GOAL: Out of the lines below, please list those that hold the string "Folio".

—————

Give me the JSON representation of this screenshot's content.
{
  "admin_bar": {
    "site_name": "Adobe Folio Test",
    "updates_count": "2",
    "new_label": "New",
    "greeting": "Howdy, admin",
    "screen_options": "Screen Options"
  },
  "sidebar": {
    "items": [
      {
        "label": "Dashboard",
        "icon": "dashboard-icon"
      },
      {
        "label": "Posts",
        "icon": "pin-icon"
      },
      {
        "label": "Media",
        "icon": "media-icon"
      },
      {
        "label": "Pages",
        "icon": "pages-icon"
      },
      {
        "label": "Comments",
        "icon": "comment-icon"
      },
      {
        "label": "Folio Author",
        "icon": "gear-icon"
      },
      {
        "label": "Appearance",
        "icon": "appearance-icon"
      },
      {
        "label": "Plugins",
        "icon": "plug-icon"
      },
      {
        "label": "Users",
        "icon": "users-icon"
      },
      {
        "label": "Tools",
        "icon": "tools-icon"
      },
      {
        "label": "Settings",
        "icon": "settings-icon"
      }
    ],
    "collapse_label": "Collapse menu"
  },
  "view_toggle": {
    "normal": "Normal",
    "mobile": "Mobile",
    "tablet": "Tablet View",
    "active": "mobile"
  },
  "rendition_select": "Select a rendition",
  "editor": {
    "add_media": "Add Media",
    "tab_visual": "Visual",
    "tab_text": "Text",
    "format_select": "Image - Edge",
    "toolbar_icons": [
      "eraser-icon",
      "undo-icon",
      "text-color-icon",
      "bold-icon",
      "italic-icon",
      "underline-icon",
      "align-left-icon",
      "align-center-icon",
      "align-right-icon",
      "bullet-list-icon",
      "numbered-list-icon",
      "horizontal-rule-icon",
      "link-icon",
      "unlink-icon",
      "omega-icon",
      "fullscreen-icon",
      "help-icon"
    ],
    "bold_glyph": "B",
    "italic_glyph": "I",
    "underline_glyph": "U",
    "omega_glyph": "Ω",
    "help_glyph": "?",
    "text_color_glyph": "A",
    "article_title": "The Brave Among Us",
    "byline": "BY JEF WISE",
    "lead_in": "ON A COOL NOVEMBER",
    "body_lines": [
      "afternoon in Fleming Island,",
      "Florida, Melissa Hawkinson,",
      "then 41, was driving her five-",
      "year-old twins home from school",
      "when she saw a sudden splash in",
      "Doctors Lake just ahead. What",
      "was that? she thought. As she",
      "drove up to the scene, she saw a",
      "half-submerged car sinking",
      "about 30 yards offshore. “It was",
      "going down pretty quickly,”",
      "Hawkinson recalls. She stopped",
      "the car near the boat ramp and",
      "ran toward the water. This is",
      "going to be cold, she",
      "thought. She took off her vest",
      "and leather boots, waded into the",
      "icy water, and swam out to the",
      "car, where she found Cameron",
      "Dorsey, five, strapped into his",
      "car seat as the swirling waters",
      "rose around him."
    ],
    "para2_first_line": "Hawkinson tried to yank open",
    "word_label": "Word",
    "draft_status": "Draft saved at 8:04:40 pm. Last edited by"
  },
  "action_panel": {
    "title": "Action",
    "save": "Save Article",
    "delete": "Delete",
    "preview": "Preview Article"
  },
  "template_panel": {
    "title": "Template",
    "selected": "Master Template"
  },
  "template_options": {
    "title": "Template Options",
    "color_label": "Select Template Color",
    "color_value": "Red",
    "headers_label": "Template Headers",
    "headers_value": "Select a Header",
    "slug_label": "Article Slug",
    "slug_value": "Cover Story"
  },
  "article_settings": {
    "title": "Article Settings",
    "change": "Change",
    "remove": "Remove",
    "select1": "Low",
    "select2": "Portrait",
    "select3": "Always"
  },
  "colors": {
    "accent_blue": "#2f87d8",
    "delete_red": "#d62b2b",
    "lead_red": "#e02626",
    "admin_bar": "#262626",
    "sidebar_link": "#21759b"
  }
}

—————

WORKED ANSWER:
    "site_name": "Adobe Folio Test",
        "label": "Folio Author",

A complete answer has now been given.